Material for the task =>

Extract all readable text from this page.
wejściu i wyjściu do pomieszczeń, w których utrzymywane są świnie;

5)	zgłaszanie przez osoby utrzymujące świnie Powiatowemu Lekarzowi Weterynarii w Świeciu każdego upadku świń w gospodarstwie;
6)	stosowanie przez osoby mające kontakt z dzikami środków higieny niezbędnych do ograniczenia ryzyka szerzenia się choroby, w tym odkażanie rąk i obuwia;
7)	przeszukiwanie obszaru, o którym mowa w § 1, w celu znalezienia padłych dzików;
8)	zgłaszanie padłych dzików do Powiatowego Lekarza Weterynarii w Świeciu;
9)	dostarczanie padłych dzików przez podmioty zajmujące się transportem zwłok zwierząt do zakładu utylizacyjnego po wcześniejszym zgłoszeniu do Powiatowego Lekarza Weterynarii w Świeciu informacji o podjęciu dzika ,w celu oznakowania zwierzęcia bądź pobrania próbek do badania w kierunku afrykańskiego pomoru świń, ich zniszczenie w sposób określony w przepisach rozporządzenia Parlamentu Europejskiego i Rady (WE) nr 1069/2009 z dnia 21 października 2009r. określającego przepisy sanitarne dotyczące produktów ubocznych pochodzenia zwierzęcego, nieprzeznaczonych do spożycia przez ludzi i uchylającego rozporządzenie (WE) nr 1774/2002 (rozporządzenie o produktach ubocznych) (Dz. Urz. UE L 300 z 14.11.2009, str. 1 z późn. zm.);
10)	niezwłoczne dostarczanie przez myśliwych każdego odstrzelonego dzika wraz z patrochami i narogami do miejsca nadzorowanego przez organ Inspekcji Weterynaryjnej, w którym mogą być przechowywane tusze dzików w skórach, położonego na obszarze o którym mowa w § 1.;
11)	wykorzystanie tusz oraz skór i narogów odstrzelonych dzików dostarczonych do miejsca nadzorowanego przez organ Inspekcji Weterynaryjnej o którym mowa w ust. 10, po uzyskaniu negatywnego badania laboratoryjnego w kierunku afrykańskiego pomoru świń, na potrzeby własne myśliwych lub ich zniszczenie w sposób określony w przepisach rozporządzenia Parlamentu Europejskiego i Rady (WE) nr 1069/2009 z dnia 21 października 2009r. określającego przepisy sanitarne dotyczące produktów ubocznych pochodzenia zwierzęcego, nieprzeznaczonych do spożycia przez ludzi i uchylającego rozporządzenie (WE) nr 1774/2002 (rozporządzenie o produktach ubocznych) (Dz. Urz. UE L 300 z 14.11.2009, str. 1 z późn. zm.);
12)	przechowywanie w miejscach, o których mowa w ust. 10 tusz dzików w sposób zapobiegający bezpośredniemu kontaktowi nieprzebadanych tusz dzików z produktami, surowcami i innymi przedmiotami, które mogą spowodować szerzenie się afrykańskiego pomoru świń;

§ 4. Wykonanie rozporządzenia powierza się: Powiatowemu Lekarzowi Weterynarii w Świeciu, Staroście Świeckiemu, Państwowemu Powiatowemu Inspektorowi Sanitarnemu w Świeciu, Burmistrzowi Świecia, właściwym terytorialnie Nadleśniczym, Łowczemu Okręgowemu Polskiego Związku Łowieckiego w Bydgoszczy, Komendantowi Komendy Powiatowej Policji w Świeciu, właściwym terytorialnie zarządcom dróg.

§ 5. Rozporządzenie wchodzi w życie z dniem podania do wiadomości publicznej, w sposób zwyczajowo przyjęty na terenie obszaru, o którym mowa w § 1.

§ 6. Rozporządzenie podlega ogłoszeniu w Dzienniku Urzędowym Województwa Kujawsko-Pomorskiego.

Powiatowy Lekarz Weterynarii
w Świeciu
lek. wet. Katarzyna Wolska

Given instruction =>
Tell how many lines contain the word "Europejskiego", using only the number.

Result =>
2